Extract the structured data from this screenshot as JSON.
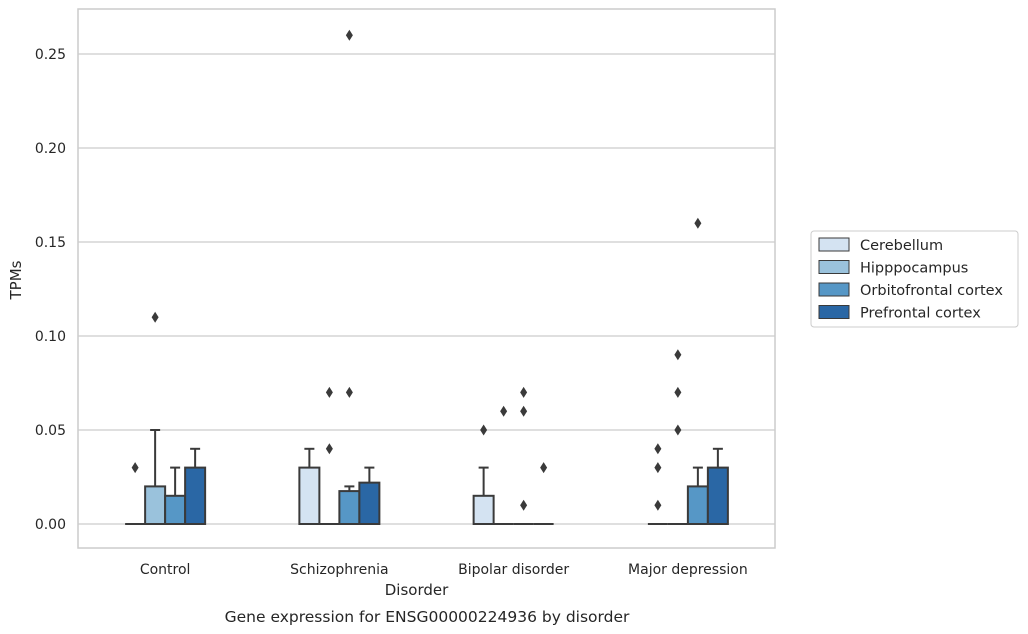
{
  "chart_data": {
    "type": "box",
    "caption": "Gene expression for ENSG00000224936 by disorder",
    "xlabel": "Disorder",
    "ylabel": "TPMs",
    "ylim": [
      -0.0125,
      0.2735
    ],
    "yticks": [
      0.0,
      0.05,
      0.1,
      0.15,
      0.2,
      0.25
    ],
    "ytick_labels": [
      "0.00",
      "0.05",
      "0.10",
      "0.15",
      "0.20",
      "0.25"
    ],
    "grid": "horizontal",
    "legend_position": "right",
    "categories": [
      "Control",
      "Schizophrenia",
      "Bipolar disorder",
      "Major depression"
    ],
    "series": [
      {
        "name": "Cerebellum",
        "color": "#d4e3f2",
        "boxes": [
          {
            "q1": 0,
            "median": 0,
            "q3": 0,
            "whisker_low": 0,
            "whisker_high": 0,
            "outliers": [
              0.03
            ]
          },
          {
            "q1": 0,
            "median": 0,
            "q3": 0.03,
            "whisker_low": 0,
            "whisker_high": 0.04,
            "outliers": []
          },
          {
            "q1": 0,
            "median": 0,
            "q3": 0.015,
            "whisker_low": 0,
            "whisker_high": 0.03,
            "outliers": [
              0.05
            ]
          },
          {
            "q1": 0,
            "median": 0,
            "q3": 0,
            "whisker_low": 0,
            "whisker_high": 0,
            "outliers": [
              0.01,
              0.03,
              0.04
            ]
          }
        ]
      },
      {
        "name": "Hipppocampus",
        "color": "#9ac2dc",
        "boxes": [
          {
            "q1": 0,
            "median": 0,
            "q3": 0.02,
            "whisker_low": 0,
            "whisker_high": 0.05,
            "outliers": [
              0.11
            ]
          },
          {
            "q1": 0,
            "median": 0,
            "q3": 0,
            "whisker_low": 0,
            "whisker_high": 0,
            "outliers": [
              0.04,
              0.07
            ]
          },
          {
            "q1": 0,
            "median": 0,
            "q3": 0,
            "whisker_low": 0,
            "whisker_high": 0,
            "outliers": [
              0.06
            ]
          },
          {
            "q1": 0,
            "median": 0,
            "q3": 0,
            "whisker_low": 0,
            "whisker_high": 0,
            "outliers": [
              0.05,
              0.07,
              0.09
            ]
          }
        ]
      },
      {
        "name": "Orbitofrontal cortex",
        "color": "#5697c6",
        "boxes": [
          {
            "q1": 0,
            "median": 0,
            "q3": 0.015,
            "whisker_low": 0,
            "whisker_high": 0.03,
            "outliers": []
          },
          {
            "q1": 0,
            "median": 0,
            "q3": 0.0175,
            "whisker_low": 0,
            "whisker_high": 0.02,
            "outliers": [
              0.07,
              0.26
            ]
          },
          {
            "q1": 0,
            "median": 0,
            "q3": 0,
            "whisker_low": 0,
            "whisker_high": 0,
            "outliers": [
              0.01,
              0.06,
              0.07
            ]
          },
          {
            "q1": 0,
            "median": 0,
            "q3": 0.02,
            "whisker_low": 0,
            "whisker_high": 0.03,
            "outliers": [
              0.16
            ]
          }
        ]
      },
      {
        "name": "Prefrontal cortex",
        "color": "#2a67a5",
        "boxes": [
          {
            "q1": 0,
            "median": 0,
            "q3": 0.03,
            "whisker_low": 0,
            "whisker_high": 0.04,
            "outliers": []
          },
          {
            "q1": 0,
            "median": 0,
            "q3": 0.022,
            "whisker_low": 0,
            "whisker_high": 0.03,
            "outliers": []
          },
          {
            "q1": 0,
            "median": 0,
            "q3": 0,
            "whisker_low": 0,
            "whisker_high": 0,
            "outliers": [
              0.03
            ]
          },
          {
            "q1": 0,
            "median": 0,
            "q3": 0.03,
            "whisker_low": 0,
            "whisker_high": 0.04,
            "outliers": []
          }
        ]
      }
    ]
  }
}
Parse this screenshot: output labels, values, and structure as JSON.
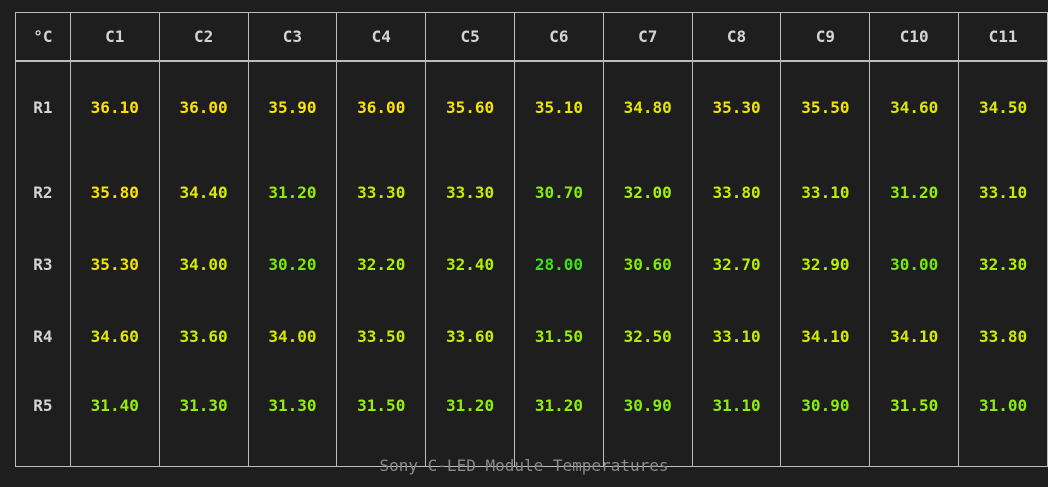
{
  "chart_data": {
    "type": "heatmap",
    "title": "Sony C-LED Module Temperatures",
    "corner_label": "°C",
    "columns": [
      "C1",
      "C2",
      "C3",
      "C4",
      "C5",
      "C6",
      "C7",
      "C8",
      "C9",
      "C10",
      "C11"
    ],
    "rows": [
      "R1",
      "R2",
      "R3",
      "R4",
      "R5"
    ],
    "values": [
      [
        "36.10",
        "36.00",
        "35.90",
        "36.00",
        "35.60",
        "35.10",
        "34.80",
        "35.30",
        "35.50",
        "34.60",
        "34.50"
      ],
      [
        "35.80",
        "34.40",
        "31.20",
        "33.30",
        "33.30",
        "30.70",
        "32.00",
        "33.80",
        "33.10",
        "31.20",
        "33.10"
      ],
      [
        "35.30",
        "34.00",
        "30.20",
        "32.20",
        "32.40",
        "28.00",
        "30.60",
        "32.70",
        "32.90",
        "30.00",
        "32.30"
      ],
      [
        "34.60",
        "33.60",
        "34.00",
        "33.50",
        "33.60",
        "31.50",
        "32.50",
        "33.10",
        "34.10",
        "34.10",
        "33.80"
      ],
      [
        "31.40",
        "31.30",
        "31.30",
        "31.50",
        "31.20",
        "31.20",
        "30.90",
        "31.10",
        "30.90",
        "31.50",
        "31.00"
      ]
    ],
    "color_scale": {
      "min": 28.0,
      "max": 36.1,
      "low_color": "#3fe01a",
      "mid_color": "#a8f000",
      "high_color": "#ffe000"
    }
  }
}
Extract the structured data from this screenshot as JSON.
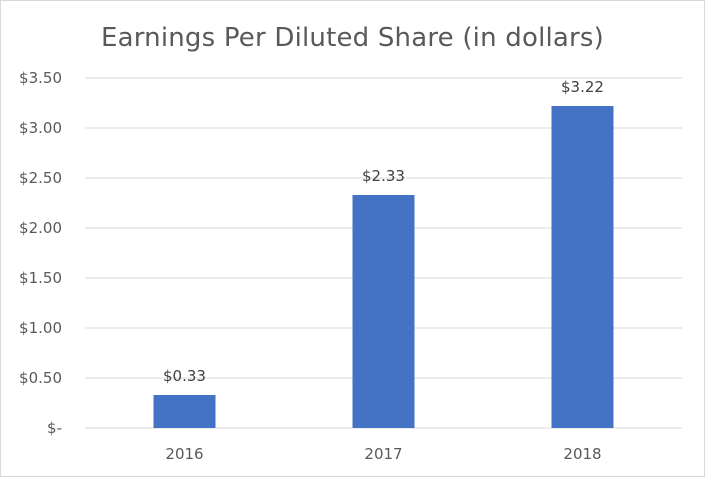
{
  "chart_data": {
    "type": "bar",
    "title": "Earnings Per Diluted Share (in dollars)",
    "xlabel": "",
    "ylabel": "",
    "categories": [
      "2016",
      "2017",
      "2018"
    ],
    "values": [
      0.33,
      2.33,
      3.22
    ],
    "data_labels": [
      "$0.33",
      "$2.33",
      "$3.22"
    ],
    "ylim": [
      0,
      3.5
    ],
    "yticks": [
      0,
      0.5,
      1.0,
      1.5,
      2.0,
      2.5,
      3.0,
      3.5
    ],
    "ytick_labels": [
      "$-",
      "$0.50",
      "$1.00",
      "$1.50",
      "$2.00",
      "$2.50",
      "$3.00",
      "$3.50"
    ],
    "grid": true,
    "legend": "none",
    "bar_color": "#4472c4",
    "grid_color": "#d9d9d9"
  }
}
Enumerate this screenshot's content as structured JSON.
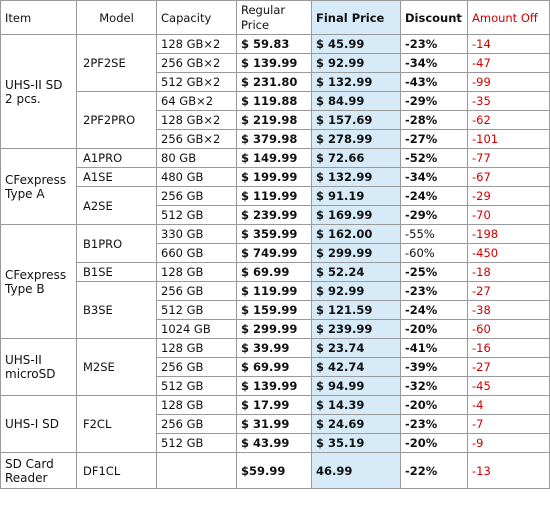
{
  "header": {
    "item": "Item",
    "model": "Model",
    "capacity": "Capacity",
    "regular_price": "Regular Price",
    "final_price": "Final Price",
    "discount": "Discount",
    "amount_off": "Amount Off"
  },
  "groups": [
    {
      "item": "UHS-II SD 2 pcs.",
      "models": [
        {
          "model": "2PF2SE",
          "rows": [
            {
              "capacity": "128 GB×2",
              "regular": "$ 59.83",
              "final": "$ 45.99",
              "discount": "-23%",
              "amount_off": "-14"
            },
            {
              "capacity": "256 GB×2",
              "regular": "$ 139.99",
              "final": "$ 92.99",
              "discount": "-34%",
              "amount_off": "-47"
            },
            {
              "capacity": "512 GB×2",
              "regular": "$ 231.80",
              "final": "$ 132.99",
              "discount": "-43%",
              "amount_off": "-99"
            }
          ]
        },
        {
          "model": "2PF2PRO",
          "rows": [
            {
              "capacity": "64 GB×2",
              "regular": "$ 119.88",
              "final": "$ 84.99",
              "discount": "-29%",
              "amount_off": "-35"
            },
            {
              "capacity": "128 GB×2",
              "regular": "$ 219.98",
              "final": "$ 157.69",
              "discount": "-28%",
              "amount_off": "-62"
            },
            {
              "capacity": "256 GB×2",
              "regular": "$ 379.98",
              "final": "$ 278.99",
              "discount": "-27%",
              "amount_off": "-101"
            }
          ]
        }
      ]
    },
    {
      "item": "CFexpress Type A",
      "models": [
        {
          "model": "A1PRO",
          "rows": [
            {
              "capacity": "80 GB",
              "regular": "$ 149.99",
              "final": "$ 72.66",
              "discount": "-52%",
              "amount_off": "-77"
            }
          ]
        },
        {
          "model": "A1SE",
          "rows": [
            {
              "capacity": "480 GB",
              "regular": "$ 199.99",
              "final": "$ 132.99",
              "discount": "-34%",
              "amount_off": "-67"
            }
          ]
        },
        {
          "model": "A2SE",
          "rows": [
            {
              "capacity": "256 GB",
              "regular": "$ 119.99",
              "final": "$ 91.19",
              "discount": "-24%",
              "amount_off": "-29"
            },
            {
              "capacity": "512 GB",
              "regular": "$ 239.99",
              "final": "$ 169.99",
              "discount": "-29%",
              "amount_off": "-70"
            }
          ]
        }
      ]
    },
    {
      "item": "CFexpress Type B",
      "models": [
        {
          "model": "B1PRO",
          "rows": [
            {
              "capacity": "330 GB",
              "regular": "$ 359.99",
              "final": "$ 162.00",
              "discount": "-55%",
              "discount_bold": false,
              "amount_off": "-198"
            },
            {
              "capacity": "660 GB",
              "regular": "$ 749.99",
              "final": "$ 299.99",
              "discount": "-60%",
              "discount_bold": false,
              "amount_off": "-450"
            }
          ]
        },
        {
          "model": "B1SE",
          "rows": [
            {
              "capacity": "128 GB",
              "regular": "$ 69.99",
              "final": "$ 52.24",
              "discount": "-25%",
              "amount_off": "-18"
            }
          ]
        },
        {
          "model": "B3SE",
          "rows": [
            {
              "capacity": "256 GB",
              "regular": "$ 119.99",
              "final": "$ 92.99",
              "discount": "-23%",
              "amount_off": "-27"
            },
            {
              "capacity": "512 GB",
              "regular": "$ 159.99",
              "final": "$ 121.59",
              "discount": "-24%",
              "amount_off": "-38"
            },
            {
              "capacity": "1024 GB",
              "regular": "$ 299.99",
              "final": "$ 239.99",
              "discount": "-20%",
              "amount_off": "-60"
            }
          ]
        }
      ]
    },
    {
      "item": "UHS-II microSD",
      "models": [
        {
          "model": "M2SE",
          "rows": [
            {
              "capacity": "128 GB",
              "regular": "$ 39.99",
              "final": "$ 23.74",
              "discount": "-41%",
              "amount_off": "-16"
            },
            {
              "capacity": "256 GB",
              "regular": "$ 69.99",
              "final": "$ 42.74",
              "discount": "-39%",
              "amount_off": "-27"
            },
            {
              "capacity": "512 GB",
              "regular": "$ 139.99",
              "final": "$ 94.99",
              "discount": "-32%",
              "amount_off": "-45"
            }
          ]
        }
      ]
    },
    {
      "item": "UHS-I SD",
      "models": [
        {
          "model": "F2CL",
          "rows": [
            {
              "capacity": "128 GB",
              "regular": "$ 17.99",
              "final": "$ 14.39",
              "discount": "-20%",
              "amount_off": "-4"
            },
            {
              "capacity": "256 GB",
              "regular": "$ 31.99",
              "final": "$ 24.69",
              "discount": "-23%",
              "amount_off": "-7"
            },
            {
              "capacity": "512 GB",
              "regular": "$ 43.99",
              "final": "$ 35.19",
              "discount": "-20%",
              "amount_off": "-9"
            }
          ]
        }
      ]
    },
    {
      "item": "SD Card Reader",
      "tall": true,
      "models": [
        {
          "model": "DF1CL",
          "rows": [
            {
              "capacity": "",
              "regular": "$59.99",
              "final": "46.99",
              "discount": "-22%",
              "amount_off": "-13"
            }
          ]
        }
      ]
    }
  ],
  "colors": {
    "final_price_bg": "#d6eaf8",
    "amount_off_text": "#d10000",
    "border": "#9a9a9a"
  }
}
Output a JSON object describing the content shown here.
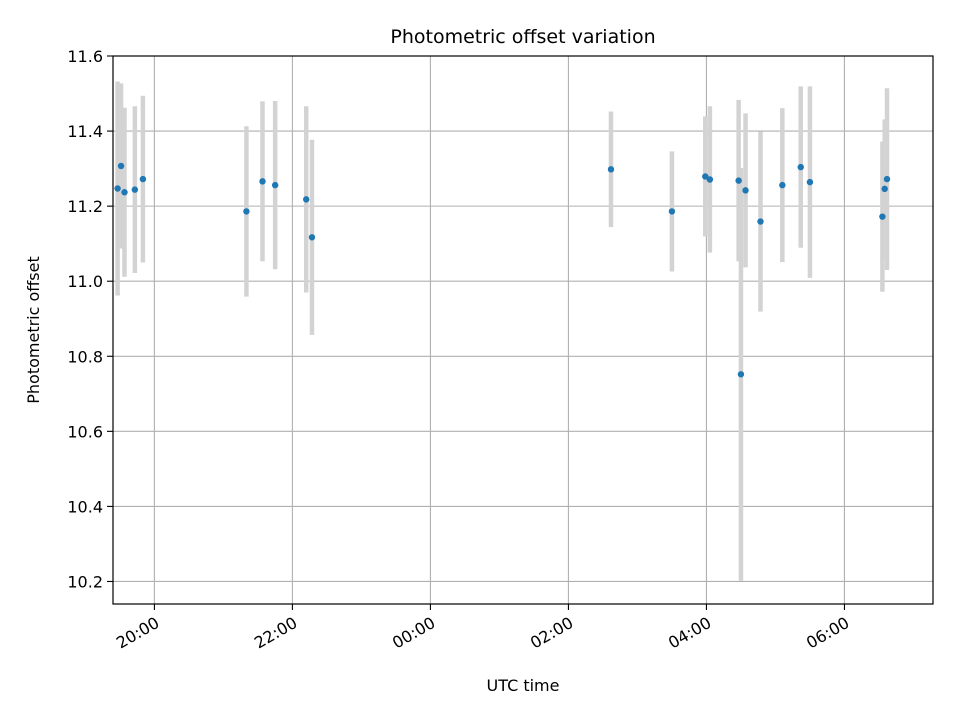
{
  "chart_data": {
    "type": "scatter",
    "title": "Photometric offset variation",
    "xlabel": "UTC time",
    "ylabel": "Photometric offset",
    "ylim": [
      10.14,
      11.6
    ],
    "xlim": [
      "19:24",
      "07:17"
    ],
    "x_ticks": [
      "20:00",
      "22:00",
      "00:00",
      "02:00",
      "04:00",
      "06:00"
    ],
    "y_ticks": [
      10.2,
      10.4,
      10.6,
      10.8,
      11.0,
      11.2,
      11.4,
      11.6
    ],
    "grid": true,
    "colors": {
      "point": "#1f77b4",
      "errorbar": "#d3d3d3",
      "grid": "#b0b0b0"
    },
    "points": [
      {
        "t": "19:28",
        "y": 11.247,
        "err": 0.285
      },
      {
        "t": "19:31",
        "y": 11.307,
        "err": 0.22
      },
      {
        "t": "19:34",
        "y": 11.237,
        "err": 0.225
      },
      {
        "t": "19:43",
        "y": 11.244,
        "err": 0.222
      },
      {
        "t": "19:50",
        "y": 11.272,
        "err": 0.222
      },
      {
        "t": "21:20",
        "y": 11.186,
        "err": 0.227
      },
      {
        "t": "21:34",
        "y": 11.266,
        "err": 0.213
      },
      {
        "t": "21:45",
        "y": 11.256,
        "err": 0.224
      },
      {
        "t": "22:12",
        "y": 11.218,
        "err": 0.248
      },
      {
        "t": "22:17",
        "y": 11.117,
        "err": 0.26
      },
      {
        "t": "02:37",
        "y": 11.298,
        "err": 0.154
      },
      {
        "t": "03:30",
        "y": 11.186,
        "err": 0.16
      },
      {
        "t": "03:59",
        "y": 11.279,
        "err": 0.16
      },
      {
        "t": "04:03",
        "y": 11.271,
        "err": 0.195
      },
      {
        "t": "04:28",
        "y": 11.268,
        "err": 0.215
      },
      {
        "t": "04:30",
        "y": 10.752,
        "err": 0.55
      },
      {
        "t": "04:34",
        "y": 11.242,
        "err": 0.205
      },
      {
        "t": "04:47",
        "y": 11.159,
        "err": 0.24
      },
      {
        "t": "05:06",
        "y": 11.256,
        "err": 0.205
      },
      {
        "t": "05:22",
        "y": 11.304,
        "err": 0.215
      },
      {
        "t": "05:30",
        "y": 11.264,
        "err": 0.255
      },
      {
        "t": "06:33",
        "y": 11.172,
        "err": 0.2
      },
      {
        "t": "06:35",
        "y": 11.246,
        "err": 0.185
      },
      {
        "t": "06:37",
        "y": 11.272,
        "err": 0.242
      }
    ]
  }
}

## [Task directions]
Go through the records. Copy each line where "xlabel" appears.

## [Solution]
    "xlabel": "Disorder",
    "xlabel": "",
    "xlabel": "UTC time",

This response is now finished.